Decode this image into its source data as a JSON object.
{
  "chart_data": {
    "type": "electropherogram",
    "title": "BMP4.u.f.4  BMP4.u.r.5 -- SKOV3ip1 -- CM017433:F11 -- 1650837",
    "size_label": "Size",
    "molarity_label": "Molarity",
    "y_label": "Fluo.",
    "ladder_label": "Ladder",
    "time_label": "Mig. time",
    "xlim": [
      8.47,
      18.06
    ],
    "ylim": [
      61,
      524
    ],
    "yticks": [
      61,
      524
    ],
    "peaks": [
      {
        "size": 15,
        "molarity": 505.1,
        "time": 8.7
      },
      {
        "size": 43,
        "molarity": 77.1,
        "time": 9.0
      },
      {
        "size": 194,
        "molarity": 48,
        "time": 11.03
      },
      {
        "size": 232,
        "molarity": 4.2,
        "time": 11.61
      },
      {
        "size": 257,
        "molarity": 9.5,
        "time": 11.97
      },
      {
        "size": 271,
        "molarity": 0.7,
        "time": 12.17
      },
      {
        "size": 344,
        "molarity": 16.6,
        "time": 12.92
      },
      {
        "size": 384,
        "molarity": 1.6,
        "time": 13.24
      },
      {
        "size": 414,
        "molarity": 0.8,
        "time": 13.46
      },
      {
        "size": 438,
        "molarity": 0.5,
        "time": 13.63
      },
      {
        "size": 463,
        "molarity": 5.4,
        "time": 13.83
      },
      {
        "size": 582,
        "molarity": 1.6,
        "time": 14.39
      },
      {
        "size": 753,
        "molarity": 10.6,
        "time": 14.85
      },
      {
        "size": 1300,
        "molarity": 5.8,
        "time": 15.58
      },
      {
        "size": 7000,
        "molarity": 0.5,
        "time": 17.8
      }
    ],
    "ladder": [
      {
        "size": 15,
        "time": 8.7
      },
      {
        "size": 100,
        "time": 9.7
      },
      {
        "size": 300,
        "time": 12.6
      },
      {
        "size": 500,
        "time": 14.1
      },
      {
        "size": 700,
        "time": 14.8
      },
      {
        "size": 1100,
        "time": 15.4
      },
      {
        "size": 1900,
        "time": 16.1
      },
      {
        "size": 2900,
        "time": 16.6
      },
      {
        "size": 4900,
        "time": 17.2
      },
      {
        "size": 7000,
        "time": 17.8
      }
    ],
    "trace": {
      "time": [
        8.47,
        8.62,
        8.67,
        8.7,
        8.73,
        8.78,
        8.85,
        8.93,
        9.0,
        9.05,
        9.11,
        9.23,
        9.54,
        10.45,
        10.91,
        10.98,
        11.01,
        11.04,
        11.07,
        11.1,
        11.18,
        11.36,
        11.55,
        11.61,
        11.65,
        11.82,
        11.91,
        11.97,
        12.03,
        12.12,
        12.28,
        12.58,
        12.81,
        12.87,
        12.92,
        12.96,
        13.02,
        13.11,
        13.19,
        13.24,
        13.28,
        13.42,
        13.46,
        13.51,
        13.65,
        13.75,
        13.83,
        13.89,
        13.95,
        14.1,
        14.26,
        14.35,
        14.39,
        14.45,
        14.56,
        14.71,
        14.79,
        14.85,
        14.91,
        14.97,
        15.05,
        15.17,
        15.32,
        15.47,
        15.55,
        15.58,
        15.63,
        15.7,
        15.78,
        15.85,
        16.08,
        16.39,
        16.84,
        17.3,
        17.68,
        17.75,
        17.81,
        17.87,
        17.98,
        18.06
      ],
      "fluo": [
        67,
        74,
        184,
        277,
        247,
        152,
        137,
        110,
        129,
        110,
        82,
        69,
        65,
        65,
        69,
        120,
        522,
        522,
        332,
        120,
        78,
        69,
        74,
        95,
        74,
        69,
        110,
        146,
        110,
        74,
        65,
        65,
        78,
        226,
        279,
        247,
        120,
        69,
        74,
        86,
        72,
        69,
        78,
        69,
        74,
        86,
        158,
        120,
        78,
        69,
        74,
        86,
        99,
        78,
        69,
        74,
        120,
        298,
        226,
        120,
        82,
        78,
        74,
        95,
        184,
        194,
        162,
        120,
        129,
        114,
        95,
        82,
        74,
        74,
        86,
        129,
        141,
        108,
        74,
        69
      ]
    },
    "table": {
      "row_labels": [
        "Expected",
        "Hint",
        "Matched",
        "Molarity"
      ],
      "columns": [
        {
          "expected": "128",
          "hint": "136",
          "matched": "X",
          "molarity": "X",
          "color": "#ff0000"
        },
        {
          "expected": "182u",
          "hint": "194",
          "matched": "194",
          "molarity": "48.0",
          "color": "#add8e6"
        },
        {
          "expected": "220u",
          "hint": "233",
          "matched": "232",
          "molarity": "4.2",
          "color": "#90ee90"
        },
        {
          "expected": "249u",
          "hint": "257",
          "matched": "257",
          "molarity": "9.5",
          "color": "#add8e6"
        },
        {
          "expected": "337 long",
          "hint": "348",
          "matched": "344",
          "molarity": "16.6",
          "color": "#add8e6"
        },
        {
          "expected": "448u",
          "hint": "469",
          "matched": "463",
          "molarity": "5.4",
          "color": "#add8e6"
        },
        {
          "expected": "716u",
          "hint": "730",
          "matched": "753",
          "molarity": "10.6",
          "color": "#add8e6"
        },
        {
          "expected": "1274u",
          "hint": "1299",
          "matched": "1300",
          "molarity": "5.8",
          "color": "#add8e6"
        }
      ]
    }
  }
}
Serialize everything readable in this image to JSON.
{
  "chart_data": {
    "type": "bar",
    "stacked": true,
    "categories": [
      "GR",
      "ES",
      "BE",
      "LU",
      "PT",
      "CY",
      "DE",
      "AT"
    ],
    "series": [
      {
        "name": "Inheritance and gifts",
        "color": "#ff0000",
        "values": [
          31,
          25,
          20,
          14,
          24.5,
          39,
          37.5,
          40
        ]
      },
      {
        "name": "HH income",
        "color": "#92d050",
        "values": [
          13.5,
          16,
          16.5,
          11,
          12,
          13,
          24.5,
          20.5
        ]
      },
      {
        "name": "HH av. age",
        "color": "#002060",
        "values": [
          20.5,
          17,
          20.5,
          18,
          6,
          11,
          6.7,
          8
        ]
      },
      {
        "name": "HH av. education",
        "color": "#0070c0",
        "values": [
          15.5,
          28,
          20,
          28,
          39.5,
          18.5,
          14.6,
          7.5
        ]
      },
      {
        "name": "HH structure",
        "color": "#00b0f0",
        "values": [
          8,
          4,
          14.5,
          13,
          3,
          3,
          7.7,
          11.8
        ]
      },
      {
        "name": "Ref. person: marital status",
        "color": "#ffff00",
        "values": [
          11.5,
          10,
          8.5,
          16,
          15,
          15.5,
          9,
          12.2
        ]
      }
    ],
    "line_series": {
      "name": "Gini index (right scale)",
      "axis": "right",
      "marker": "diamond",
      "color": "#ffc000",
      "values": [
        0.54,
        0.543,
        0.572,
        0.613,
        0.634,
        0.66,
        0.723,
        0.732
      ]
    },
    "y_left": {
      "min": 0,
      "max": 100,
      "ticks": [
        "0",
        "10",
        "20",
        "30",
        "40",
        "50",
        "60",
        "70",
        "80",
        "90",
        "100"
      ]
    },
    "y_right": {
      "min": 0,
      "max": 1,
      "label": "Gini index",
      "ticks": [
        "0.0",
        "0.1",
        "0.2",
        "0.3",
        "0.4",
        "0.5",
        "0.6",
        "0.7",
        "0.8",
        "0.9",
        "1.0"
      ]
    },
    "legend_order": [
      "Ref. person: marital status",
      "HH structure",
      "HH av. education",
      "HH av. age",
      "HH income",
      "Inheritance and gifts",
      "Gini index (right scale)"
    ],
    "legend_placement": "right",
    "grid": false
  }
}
----
> What this task involves:
Determine how many lines include the string "Gini". Give no answer but the number.

> Response:
3